*PROMPT*: Print out the material that follows word for word.

*Dataset entries*:
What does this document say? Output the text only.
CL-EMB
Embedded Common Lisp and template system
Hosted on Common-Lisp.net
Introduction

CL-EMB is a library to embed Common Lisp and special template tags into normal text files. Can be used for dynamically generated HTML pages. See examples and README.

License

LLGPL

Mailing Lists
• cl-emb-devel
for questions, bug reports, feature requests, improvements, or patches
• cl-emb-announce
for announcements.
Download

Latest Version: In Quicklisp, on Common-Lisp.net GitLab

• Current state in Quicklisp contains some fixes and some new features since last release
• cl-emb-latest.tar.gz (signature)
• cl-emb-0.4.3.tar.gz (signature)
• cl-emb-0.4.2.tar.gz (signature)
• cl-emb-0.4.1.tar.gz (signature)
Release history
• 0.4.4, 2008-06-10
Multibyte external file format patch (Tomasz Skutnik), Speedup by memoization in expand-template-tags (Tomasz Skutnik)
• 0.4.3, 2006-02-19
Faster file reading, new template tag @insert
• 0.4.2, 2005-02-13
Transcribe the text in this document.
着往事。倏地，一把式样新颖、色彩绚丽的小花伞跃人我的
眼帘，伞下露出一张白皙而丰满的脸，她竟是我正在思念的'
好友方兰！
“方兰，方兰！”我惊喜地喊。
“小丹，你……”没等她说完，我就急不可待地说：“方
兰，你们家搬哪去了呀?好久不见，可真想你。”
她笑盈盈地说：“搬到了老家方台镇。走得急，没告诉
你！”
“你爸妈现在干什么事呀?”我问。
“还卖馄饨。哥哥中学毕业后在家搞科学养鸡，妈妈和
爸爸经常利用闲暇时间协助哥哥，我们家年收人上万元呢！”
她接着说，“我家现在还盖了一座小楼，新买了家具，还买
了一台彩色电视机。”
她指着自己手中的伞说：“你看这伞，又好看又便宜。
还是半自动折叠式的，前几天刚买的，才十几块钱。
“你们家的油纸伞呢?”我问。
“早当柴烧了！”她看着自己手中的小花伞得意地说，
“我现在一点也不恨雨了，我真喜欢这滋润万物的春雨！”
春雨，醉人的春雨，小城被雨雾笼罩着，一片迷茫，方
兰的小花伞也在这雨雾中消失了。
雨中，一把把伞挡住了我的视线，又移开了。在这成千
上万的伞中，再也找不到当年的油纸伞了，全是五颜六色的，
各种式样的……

*COMPLETED EXERCISE*:
What does this document say? Output the text only.
CL-EMB
Embedded Common Lisp and template system
Hosted on Common-Lisp.net
Introduction

CL-EMB is a library to embed Common Lisp and special template tags into normal text files. Can be used for dynamically generated HTML pages. See examples and README.

License

LLGPL

Mailing Lists
• cl-emb-devel
for questions, bug reports, feature requests, improvements, or patches
• cl-emb-announce
for announcements.
Download

Latest Version: In Quicklisp, on Common-Lisp.net GitLab

• Current state in Quicklisp contains some fixes and some new features since last release
• cl-emb-latest.tar.gz (signature)
• cl-emb-0.4.3.tar.gz (signature)
• cl-emb-0.4.2.tar.gz (signature)
• cl-emb-0.4.1.tar.gz (signature)
Release history
• 0.4.4, 2008-06-10
Multibyte external file format patch (Tomasz Skutnik), Speedup by memoization in expand-template-tags (Tomasz Skutnik)
• 0.4.3, 2006-02-19
Faster file reading, new template tag @insert
• 0.4.2, 2005-02-13
Transcribe the text in this document.
着往事。倏地，一把式样新颖、色彩绚丽的小花伞跃人我的
眼帘，伞下露出一张白皙而丰满的脸，她竟是我正在思念的'
好友方兰！
“方兰，方兰！”我惊喜地喊。
“小丹，你……”没等她说完，我就急不可待地说：“方
兰，你们家搬哪去了呀?好久不见，可真想你。”
她笑盈盈地说：“搬到了老家方台镇。走得急，没告诉
你！”
“你爸妈现在干什么事呀?”我问。
“还卖馄饨。哥哥中学毕业后在家搞科学养鸡，妈妈和
爸爸经常利用闲暇时间协助哥哥，我们家年收人上万元呢！”
她接着说，“我家现在还盖了一座小楼，新买了家具，还买
了一台彩色电视机。”
她指着自己手中的伞说：“你看这伞，又好看又便宜。
还是半自动折叠式的，前几天刚买的，才十几块钱。
“你们家的油纸伞呢?”我问。
“早当柴烧了！”她看着自己手中的小花伞得意地说，
“我现在一点也不恨雨了，我真喜欢这滋润万物的春雨！”
春雨，醉人的春雨，小城被雨雾笼罩着，一片迷茫，方
兰的小花伞也在这雨雾中消失了。
雨中，一把把伞挡住了我的视线，又移开了。在这成千
上万的伞中，再也找不到当年的油纸伞了，全是五颜六色的，
各种式样的……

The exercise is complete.